(Extracted data entries)
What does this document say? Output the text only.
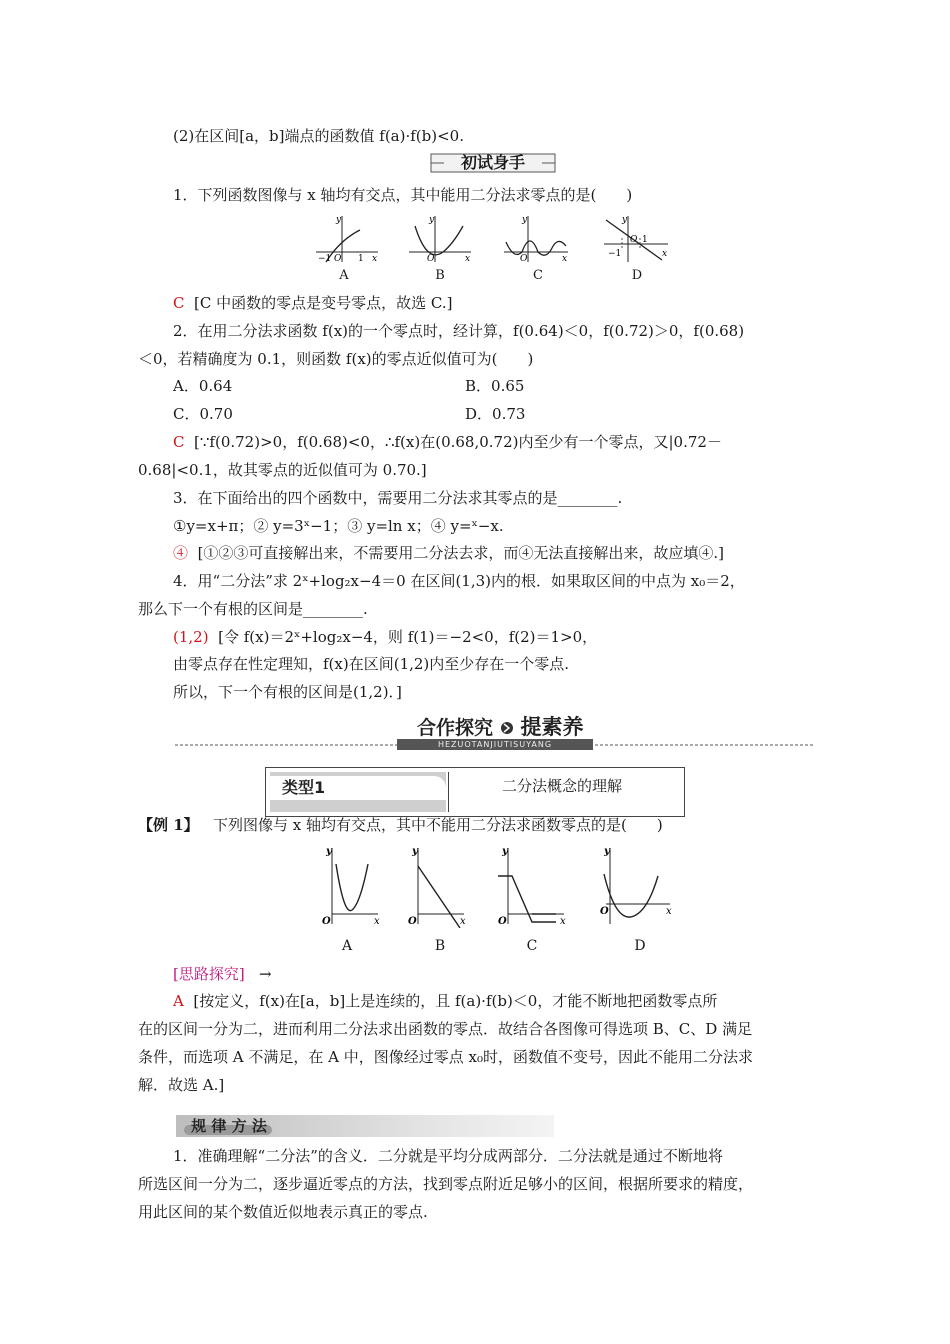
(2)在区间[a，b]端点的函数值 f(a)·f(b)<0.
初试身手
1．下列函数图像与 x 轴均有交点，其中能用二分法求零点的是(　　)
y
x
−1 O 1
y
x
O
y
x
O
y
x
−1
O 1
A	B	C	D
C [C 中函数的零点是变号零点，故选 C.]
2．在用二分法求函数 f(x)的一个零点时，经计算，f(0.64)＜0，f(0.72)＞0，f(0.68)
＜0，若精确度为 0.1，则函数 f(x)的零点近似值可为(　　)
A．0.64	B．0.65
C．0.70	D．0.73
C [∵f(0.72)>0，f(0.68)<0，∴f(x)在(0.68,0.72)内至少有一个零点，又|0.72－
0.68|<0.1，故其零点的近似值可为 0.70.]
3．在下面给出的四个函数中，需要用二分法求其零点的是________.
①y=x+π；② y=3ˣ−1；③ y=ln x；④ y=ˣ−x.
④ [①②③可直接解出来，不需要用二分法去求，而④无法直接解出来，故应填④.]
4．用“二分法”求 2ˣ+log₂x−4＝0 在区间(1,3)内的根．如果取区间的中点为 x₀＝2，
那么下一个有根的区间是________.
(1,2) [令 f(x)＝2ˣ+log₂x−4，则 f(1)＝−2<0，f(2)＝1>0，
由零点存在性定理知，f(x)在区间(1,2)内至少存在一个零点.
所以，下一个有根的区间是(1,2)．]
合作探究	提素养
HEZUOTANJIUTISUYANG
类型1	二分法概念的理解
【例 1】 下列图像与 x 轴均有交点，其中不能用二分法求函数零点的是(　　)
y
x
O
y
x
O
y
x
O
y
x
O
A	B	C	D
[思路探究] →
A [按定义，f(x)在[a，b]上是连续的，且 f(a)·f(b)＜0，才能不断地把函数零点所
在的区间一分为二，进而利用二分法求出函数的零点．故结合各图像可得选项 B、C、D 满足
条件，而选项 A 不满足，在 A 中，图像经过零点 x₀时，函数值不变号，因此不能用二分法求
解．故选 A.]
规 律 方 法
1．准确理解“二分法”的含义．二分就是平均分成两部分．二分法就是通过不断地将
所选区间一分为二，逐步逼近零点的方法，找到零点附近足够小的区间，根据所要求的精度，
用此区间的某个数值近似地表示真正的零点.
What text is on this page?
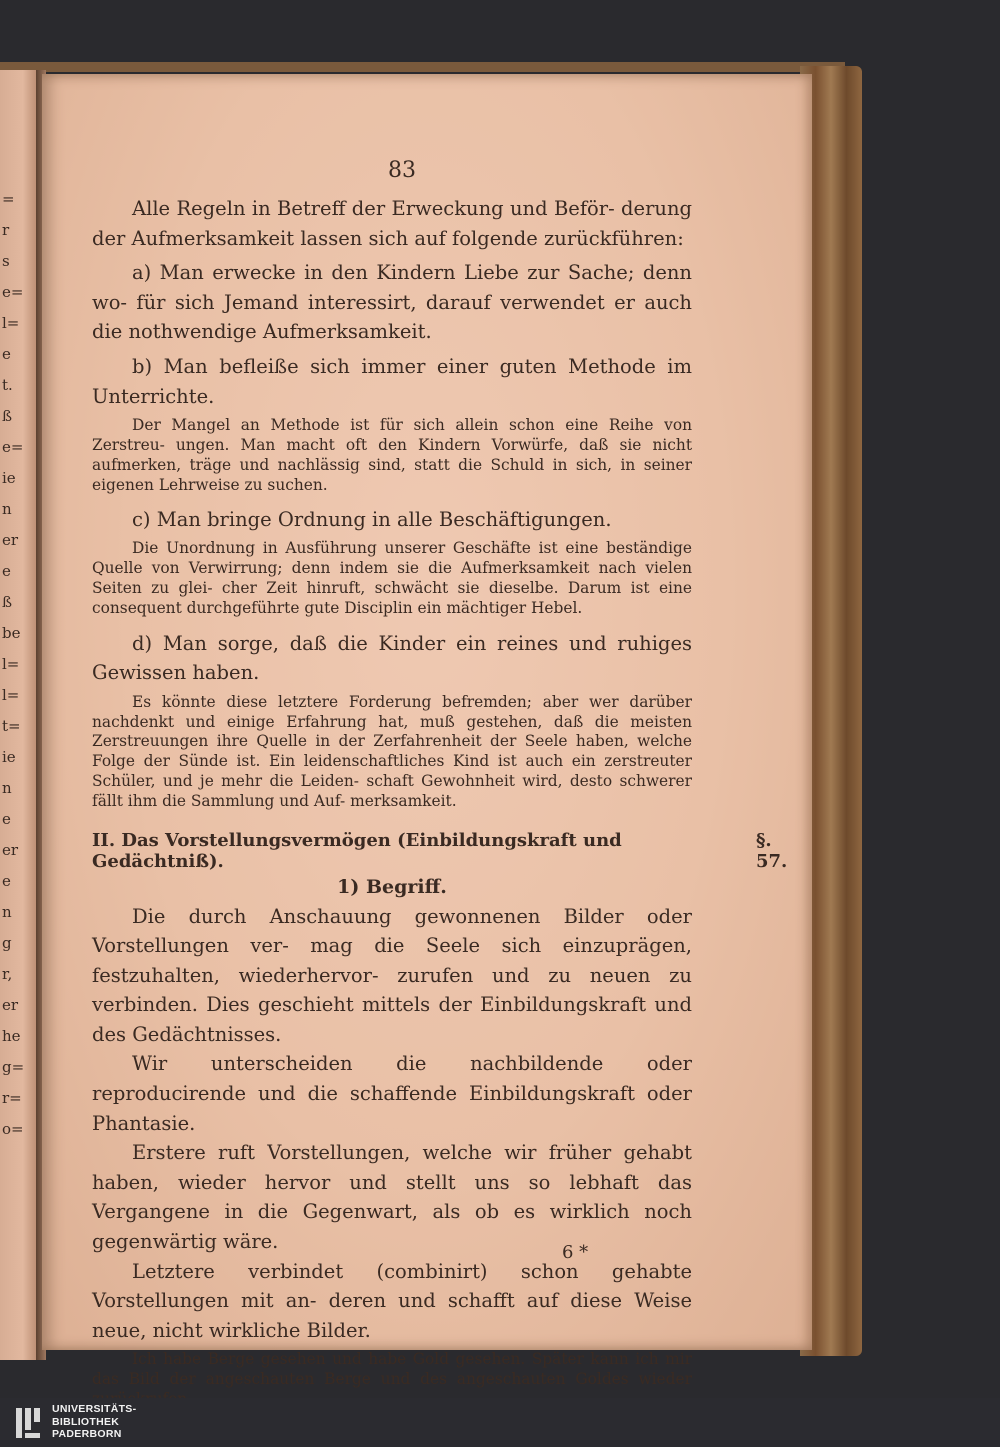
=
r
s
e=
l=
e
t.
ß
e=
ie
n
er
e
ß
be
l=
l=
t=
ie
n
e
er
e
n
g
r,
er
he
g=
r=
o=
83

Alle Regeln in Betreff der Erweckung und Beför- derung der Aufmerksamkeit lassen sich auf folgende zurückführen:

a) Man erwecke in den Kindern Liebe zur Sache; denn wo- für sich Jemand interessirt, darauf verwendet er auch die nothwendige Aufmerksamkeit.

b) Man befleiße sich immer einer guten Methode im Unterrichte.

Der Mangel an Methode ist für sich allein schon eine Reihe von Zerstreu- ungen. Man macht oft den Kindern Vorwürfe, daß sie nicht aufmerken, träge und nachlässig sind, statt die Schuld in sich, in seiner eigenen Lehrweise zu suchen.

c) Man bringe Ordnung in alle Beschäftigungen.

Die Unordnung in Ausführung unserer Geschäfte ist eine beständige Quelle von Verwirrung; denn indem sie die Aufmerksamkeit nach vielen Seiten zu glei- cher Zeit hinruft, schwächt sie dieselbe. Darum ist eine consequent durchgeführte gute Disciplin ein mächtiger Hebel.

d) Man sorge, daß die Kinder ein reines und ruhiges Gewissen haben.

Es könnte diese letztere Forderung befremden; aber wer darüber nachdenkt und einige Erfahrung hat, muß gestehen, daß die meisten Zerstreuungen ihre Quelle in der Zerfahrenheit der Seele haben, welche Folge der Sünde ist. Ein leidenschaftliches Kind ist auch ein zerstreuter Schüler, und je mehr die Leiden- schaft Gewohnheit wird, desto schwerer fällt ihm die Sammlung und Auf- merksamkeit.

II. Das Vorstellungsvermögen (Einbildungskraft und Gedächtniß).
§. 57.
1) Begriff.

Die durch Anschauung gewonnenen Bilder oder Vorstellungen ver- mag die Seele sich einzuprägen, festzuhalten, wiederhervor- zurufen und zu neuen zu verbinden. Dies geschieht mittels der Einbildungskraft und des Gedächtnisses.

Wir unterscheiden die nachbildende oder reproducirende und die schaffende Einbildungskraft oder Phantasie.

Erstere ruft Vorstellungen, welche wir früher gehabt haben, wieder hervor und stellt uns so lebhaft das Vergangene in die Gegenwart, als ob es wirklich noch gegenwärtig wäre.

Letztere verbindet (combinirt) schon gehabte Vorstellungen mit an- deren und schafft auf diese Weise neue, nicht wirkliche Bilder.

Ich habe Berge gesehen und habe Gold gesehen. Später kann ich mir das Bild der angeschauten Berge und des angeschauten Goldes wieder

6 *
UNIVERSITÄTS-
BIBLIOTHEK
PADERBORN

WHAT THE EXERCISE ASKS
Where a line above includes "Methode", copy that line.

REPLY TO THE TASK
b) Man befleiße sich immer einer guten Methode im Unterrichte.
Der Mangel an Methode ist für sich allein schon eine Reihe von Zerstreu- ungen. Man macht oft den Kindern Vorwürfe, daß sie nicht aufmerken, träge und nachlässig sind, statt die Schuld in sich, in seiner eigenen Lehrweise zu suchen.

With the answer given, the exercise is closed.